** Aufgaben **
1. Schreibe aus dem Interview mit Max Nagl den Abschnitt wortgetreu ab, der mit den Worten „Max Nagl krönte“ beginnt und mit „dem Wechsel kam.“ endet.
2. Beantworte die folgenden Fragen anhand des Interviews mit Max Nagl.
(a) Wie viele Jahre nach seinem letzten ADAC MX Masters-Titel wurde Nagl im vergangenen Oktober erneut Champion der Serie?
(b) Welche Rennen sollte Nagl nach der ursprünglichen Idee wieder für das Krettek-Haas-Racing-Team fahren?
(c) Für welchen Zeitraum schließt Nagl seine Verträge inzwischen nur noch ab?

** Lesetext **

Max Nagl: maximale Kraft voraus.
Max Nagl krönte sich im vergangenen Oktober 14 Jahre nach seinem letzten ADAC MX Masters-Titel zum dritten Mal nach 2006 und 2008 zum Champion der Serie. 2001 gewann er bereits den ADAC MX Junior Cup auf der 85ccm-Maschine. Der 35-Jährige bewies, dass er noch lange nicht zum alten Eisen gehört. Nach dem Titelgewinn überraschte er mit einem Team- und Markenwechsel. Im Interview berichtet der Champ wie es dazu kam, wie er sich nach so einer langen Karriere noch motiviert und ob mit Jordi Tixer als weiteren Titelkandidaten im KMP Honda Racing Team powered by Krettek Spannungen nicht vorprogrammiert sind.
Neues Team, neues Bike, das kam für viele recht überraschend. Erzähl doch mal, wie es zu dem Wechsel kam.
Max Nagl: „Der Kontakt zu Alex Karg vom KMP Honda Racing Team bestand schon lange, seitdem ich bei ihm als Honda-Werksfahrer bei den ADAC MX Masters Rennen unterm Zelt gestanden habe. Ich habe mit Alex schon vor vielen Jahren gewitzelt, dass ich irgendwann noch mal eine Masters-Saison bei ihm fahre. Ich bin jetzt so viele Jahre KTM und Husqvarna gefahren. Das Paket, das ich mit dem Krettek-Haas-Racing-Team und der Husqvarna zuletzt hatte, war perfekt. Da gibt es überhaupt nichts zu meckern. Aber es war immer das Gleiche. Und irgendwann braucht man halt mal neue Herausforderungen. Meine Absicht mit dem Wechsel war nicht, dass ich etwas Besseres kriege als ich hatte, sondern einfach nur etwas anderes, etwas, wo ich bei Null anfangen kann mit dem Testen, neue Motivation und neue Arbeit habe. Das waren eigentlich die Hauptgründe für meine Entscheidung.“
Du hast im Krettek-Haas-Racing-Team auch einen glücklichen Eindruck gemacht. Probleme gab es also nicht?
„Nein, wir haben auch immer noch regelmäßig Kontakt. Es war ursprünglich die Idee, dass ich wieder die tschechischen Rennen für sie fahren werde. Aber das ist logistisch schon ein großer Aufwand und das viele Reisen war schon heftig gewesen. Aber ansonsten war das alles top.“
Man sagt ja, wenn es am schönsten ist, soll man aufhören. Dürfen wir davon ausgehen, dass du bei dir noch Luft nach oben siehst, oder wird 2023 dein Abschiedsjahr?
„Wie lange ich das Ganze jetzt noch mache? Ehrlich gesagt, ich kann es wirklich nicht sagen. Schon seit letztem Jahr entscheide ich das von Jahr zu Jahr. Ich schließe auch meine Verträge nur noch für ein Jahr ab, so dass ich immer frei bin am Ende vom Jahr und dann entscheiden kann.“
2023 dürfte mit dir, Jordi Tixier, Henry Jacobi, Tom Koch, Adam Sterry, Stefan Ekerold und Lars von Berkel, um nur ein paar zu nennen, kein leichtes Jahr werden. Wie wappnest du dich für die neue Saison?

** Datensätze **
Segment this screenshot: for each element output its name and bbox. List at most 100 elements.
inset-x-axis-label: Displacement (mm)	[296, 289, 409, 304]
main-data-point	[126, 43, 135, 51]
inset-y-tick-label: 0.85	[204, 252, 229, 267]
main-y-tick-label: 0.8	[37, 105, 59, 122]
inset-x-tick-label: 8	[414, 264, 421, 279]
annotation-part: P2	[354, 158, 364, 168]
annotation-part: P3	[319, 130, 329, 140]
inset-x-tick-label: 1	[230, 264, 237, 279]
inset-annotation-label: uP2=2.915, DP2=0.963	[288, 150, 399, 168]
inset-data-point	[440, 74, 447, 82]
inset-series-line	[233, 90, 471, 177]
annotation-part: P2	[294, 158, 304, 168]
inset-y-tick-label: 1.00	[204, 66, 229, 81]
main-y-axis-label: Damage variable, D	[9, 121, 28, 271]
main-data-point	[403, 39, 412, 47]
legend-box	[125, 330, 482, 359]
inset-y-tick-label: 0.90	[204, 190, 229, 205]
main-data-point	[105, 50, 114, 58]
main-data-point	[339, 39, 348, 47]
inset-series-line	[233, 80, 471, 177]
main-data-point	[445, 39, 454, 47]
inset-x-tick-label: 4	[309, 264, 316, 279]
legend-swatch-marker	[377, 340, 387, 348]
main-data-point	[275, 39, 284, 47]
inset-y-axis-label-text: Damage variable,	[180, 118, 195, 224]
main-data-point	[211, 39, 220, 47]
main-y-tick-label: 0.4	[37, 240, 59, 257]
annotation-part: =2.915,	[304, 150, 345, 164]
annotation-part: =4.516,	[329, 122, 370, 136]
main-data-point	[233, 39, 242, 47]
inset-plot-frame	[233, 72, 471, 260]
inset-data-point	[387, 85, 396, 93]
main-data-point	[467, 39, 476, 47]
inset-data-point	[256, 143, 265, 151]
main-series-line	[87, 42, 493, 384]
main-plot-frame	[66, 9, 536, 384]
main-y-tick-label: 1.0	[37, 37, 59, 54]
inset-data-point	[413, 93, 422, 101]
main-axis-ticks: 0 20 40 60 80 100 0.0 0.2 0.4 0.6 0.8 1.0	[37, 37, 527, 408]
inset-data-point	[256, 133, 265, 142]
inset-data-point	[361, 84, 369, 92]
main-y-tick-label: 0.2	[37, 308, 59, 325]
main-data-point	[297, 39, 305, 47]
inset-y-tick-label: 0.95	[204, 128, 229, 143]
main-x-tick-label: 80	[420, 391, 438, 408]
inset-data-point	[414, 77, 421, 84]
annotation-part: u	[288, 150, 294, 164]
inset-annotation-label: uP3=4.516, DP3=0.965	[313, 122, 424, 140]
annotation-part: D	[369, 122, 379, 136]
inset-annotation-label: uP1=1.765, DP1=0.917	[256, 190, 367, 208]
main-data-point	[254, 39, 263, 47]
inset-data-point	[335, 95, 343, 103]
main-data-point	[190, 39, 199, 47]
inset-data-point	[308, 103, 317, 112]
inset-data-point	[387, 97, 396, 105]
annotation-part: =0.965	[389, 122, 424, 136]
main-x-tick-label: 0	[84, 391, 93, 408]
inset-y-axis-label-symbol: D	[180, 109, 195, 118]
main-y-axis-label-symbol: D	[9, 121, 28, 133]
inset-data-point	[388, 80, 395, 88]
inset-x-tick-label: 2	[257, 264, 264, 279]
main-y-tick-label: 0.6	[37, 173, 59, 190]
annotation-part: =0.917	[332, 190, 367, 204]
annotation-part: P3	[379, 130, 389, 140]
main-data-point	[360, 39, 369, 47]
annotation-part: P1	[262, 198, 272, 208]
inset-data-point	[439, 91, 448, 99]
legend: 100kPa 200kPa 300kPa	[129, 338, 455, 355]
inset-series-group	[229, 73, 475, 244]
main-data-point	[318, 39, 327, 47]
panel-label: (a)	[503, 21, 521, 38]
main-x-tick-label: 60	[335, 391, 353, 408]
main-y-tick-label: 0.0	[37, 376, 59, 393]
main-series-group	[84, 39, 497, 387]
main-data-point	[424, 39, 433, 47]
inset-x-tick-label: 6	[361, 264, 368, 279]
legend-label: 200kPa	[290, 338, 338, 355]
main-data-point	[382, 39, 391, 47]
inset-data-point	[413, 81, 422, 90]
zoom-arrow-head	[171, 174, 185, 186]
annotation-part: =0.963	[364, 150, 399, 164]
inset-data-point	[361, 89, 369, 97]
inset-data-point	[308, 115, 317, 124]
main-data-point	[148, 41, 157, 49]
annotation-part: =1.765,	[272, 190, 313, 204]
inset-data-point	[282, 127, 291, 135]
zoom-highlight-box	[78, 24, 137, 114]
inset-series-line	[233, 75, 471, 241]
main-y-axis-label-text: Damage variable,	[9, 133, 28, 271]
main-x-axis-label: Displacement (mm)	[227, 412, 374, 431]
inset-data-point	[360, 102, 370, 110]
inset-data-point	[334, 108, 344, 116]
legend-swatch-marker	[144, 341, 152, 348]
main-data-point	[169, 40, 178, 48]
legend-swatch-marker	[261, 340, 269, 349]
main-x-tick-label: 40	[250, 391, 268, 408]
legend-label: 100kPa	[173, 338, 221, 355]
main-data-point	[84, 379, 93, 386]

** Lösungen **
1.
Max Nagl krönte sich im vergangenen Oktober 14 Jahre nach seinem letzten ADAC MX Masters-Titel zum dritten Mal nach 2006 und 2008 zum Champion der Serie. 2001 gewann er bereits den ADAC MX Junior Cup auf der 85ccm-Maschine. Der 35-Jährige bewies, dass er noch lange nicht zum alten Eisen gehört. Nach dem Titelgewinn überraschte er mit einem Team- und Markenwechsel. Im Interview berichtet der Champ wie es dazu kam, wie er sich nach so einer langen Karriere noch motiviert und ob mit Jordi Tixer als weiteren Titelkandidaten im KMP Honda Racing Team powered by Krettek Spannungen nicht vorprogrammiert sind.
Neues Team, neues Bike, das kam für viele recht überraschend. Erzähl doch mal, wie es zu dem Wechsel kam.

2.
(a) 14 Jahre danach.
(b) Die tschechischen Rennen.
(c) Nur noch für ein Jahr.